Start of Data section
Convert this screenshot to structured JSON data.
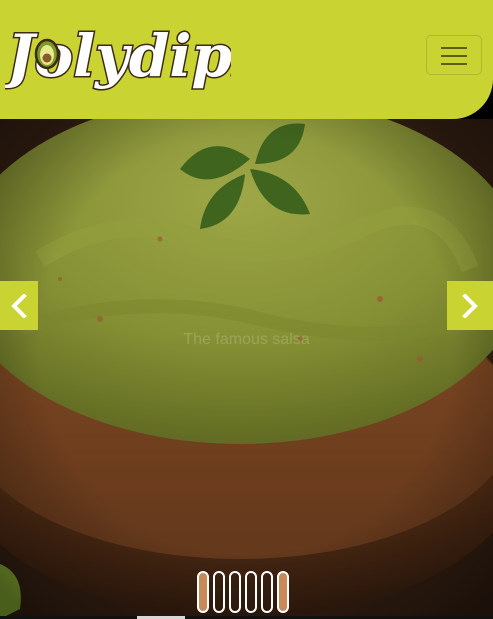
{
  "brand": {
    "name": "Jolydips",
    "logo_text": "Jolydips",
    "color": "#c9d332"
  },
  "header": {
    "menu_icon": "hamburger-icon"
  },
  "carousel": {
    "caption_title": "",
    "caption_subtitle": "The famous salsa",
    "prev_icon": "chevron-left-icon",
    "next_icon": "chevron-right-icon",
    "slide_count": 6,
    "active_index": 0
  }
}
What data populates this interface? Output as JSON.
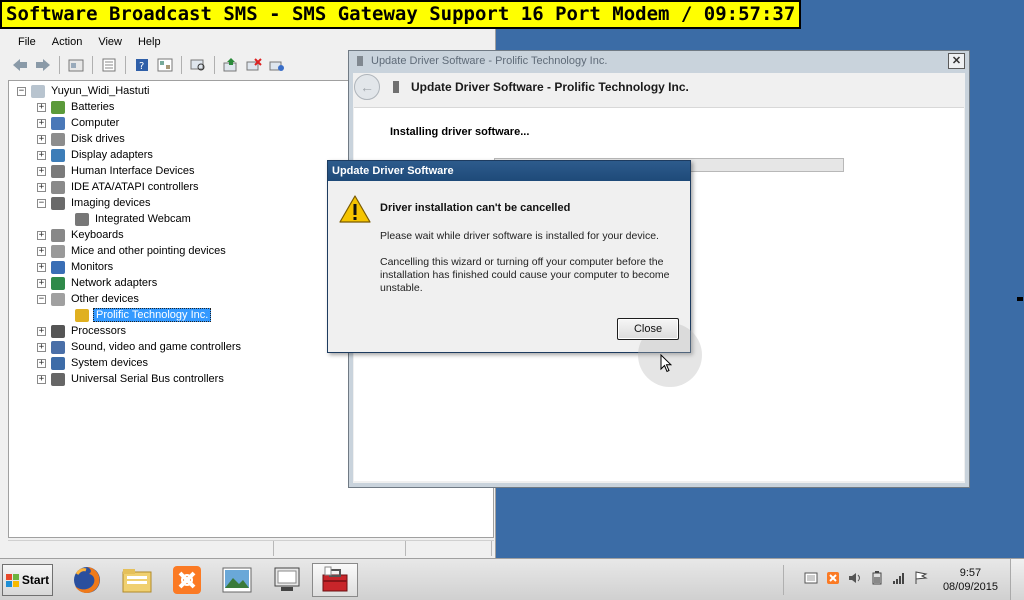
End of Data section
● Instructions for the task
Images should not appear in the copy; retype the listing above exactly.

● Output for this exercise
Convert this screenshot to structured JSON data.
{
  "brand": {
    "name": "Jolydips",
    "logo_text": "Jolydips",
    "color": "#c9d332"
  },
  "header": {
    "menu_icon": "hamburger-icon"
  },
  "carousel": {
    "caption_title": "",
    "caption_subtitle": "The famous salsa",
    "prev_icon": "chevron-left-icon",
    "next_icon": "chevron-right-icon",
    "slide_count": 6,
    "active_index": 0
  }
}
What data populates this interface? Output as JSON.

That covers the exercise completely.